- [Goal]:
Find the string "firefox" in the data, then copy every line where it is found.

- [Data section]:
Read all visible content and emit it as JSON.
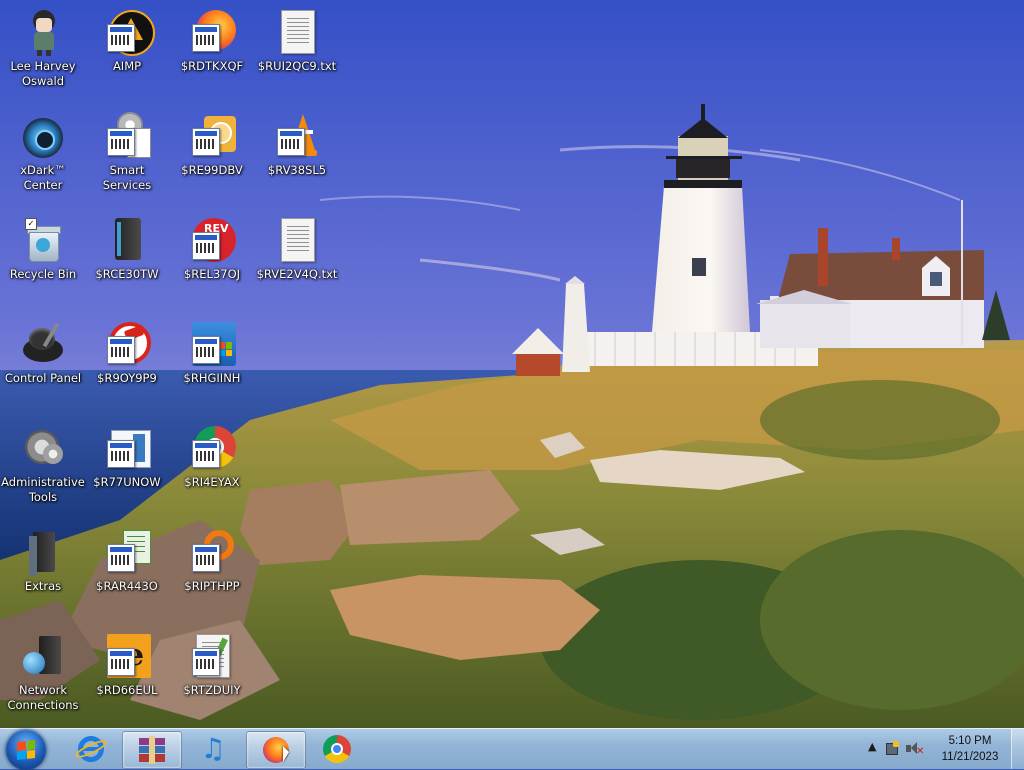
{
  "desktop": {
    "icons": [
      {
        "label": "Lee Harvey Oswald",
        "icon": "person-figure-icon"
      },
      {
        "label": "AIMP",
        "icon": "aimp-icon"
      },
      {
        "label": "$RDTKXQF",
        "icon": "firefox-shortcut-icon"
      },
      {
        "label": "$RUI2QC9.txt",
        "icon": "text-document-icon"
      },
      {
        "label": "xDark™ Center",
        "icon": "xdark-center-icon"
      },
      {
        "label": "Smart Services",
        "icon": "smart-services-icon"
      },
      {
        "label": "$RE99DBV",
        "icon": "shortcut-icon"
      },
      {
        "label": "$RV38SL5",
        "icon": "vlc-shortcut-icon"
      },
      {
        "label": "Recycle Bin",
        "icon": "recycle-bin-icon"
      },
      {
        "label": "$RCE30TW",
        "icon": "dark-device-icon"
      },
      {
        "label": "$REL37OJ",
        "icon": "rev-shortcut-icon"
      },
      {
        "label": "$RVE2V4Q.txt",
        "icon": "text-document-icon"
      },
      {
        "label": "Control Panel",
        "icon": "control-panel-icon"
      },
      {
        "label": "$R9OY9P9",
        "icon": "ccleaner-shortcut-icon"
      },
      {
        "label": "$RHGIINH",
        "icon": "installer-shortcut-icon"
      },
      {
        "label": "Administrative Tools",
        "icon": "administrative-tools-icon"
      },
      {
        "label": "$R77UNOW",
        "icon": "window-shortcut-icon"
      },
      {
        "label": "$RI4EYAX",
        "icon": "chrome-shortcut-icon"
      },
      {
        "label": "Extras",
        "icon": "extras-icon"
      },
      {
        "label": "$RAR443O",
        "icon": "spreadsheet-shortcut-icon"
      },
      {
        "label": "$RIPTHPP",
        "icon": "ring-shortcut-icon"
      },
      {
        "label": "Network Connections",
        "icon": "network-connections-icon"
      },
      {
        "label": "$RD66EUL",
        "icon": "editor-shortcut-icon"
      },
      {
        "label": "$RTZDUIY",
        "icon": "document-shortcut-icon"
      }
    ]
  },
  "taskbar": {
    "start_icon": "windows-start-orb-icon",
    "pinned": [
      {
        "name": "internet-explorer",
        "icon": "internet-explorer-icon"
      },
      {
        "name": "archive-app",
        "icon": "winrar-icon"
      },
      {
        "name": "music-player",
        "icon": "music-note-icon"
      },
      {
        "name": "firefox",
        "icon": "firefox-icon"
      },
      {
        "name": "chrome",
        "icon": "chrome-icon"
      }
    ],
    "tray": {
      "show_hidden": "▲",
      "clock_time": "5:10 PM",
      "clock_date": "11/21/2023"
    }
  },
  "colors": {
    "sky_top": "#3d59c9",
    "sea": "#1f3f8f",
    "grass": "#9a8a3a",
    "taskbar": "#93b4d6"
  }
}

- [Answer below]:
        "icon": "firefox-shortcut-icon"
        "name": "firefox",
        "icon": "firefox-icon"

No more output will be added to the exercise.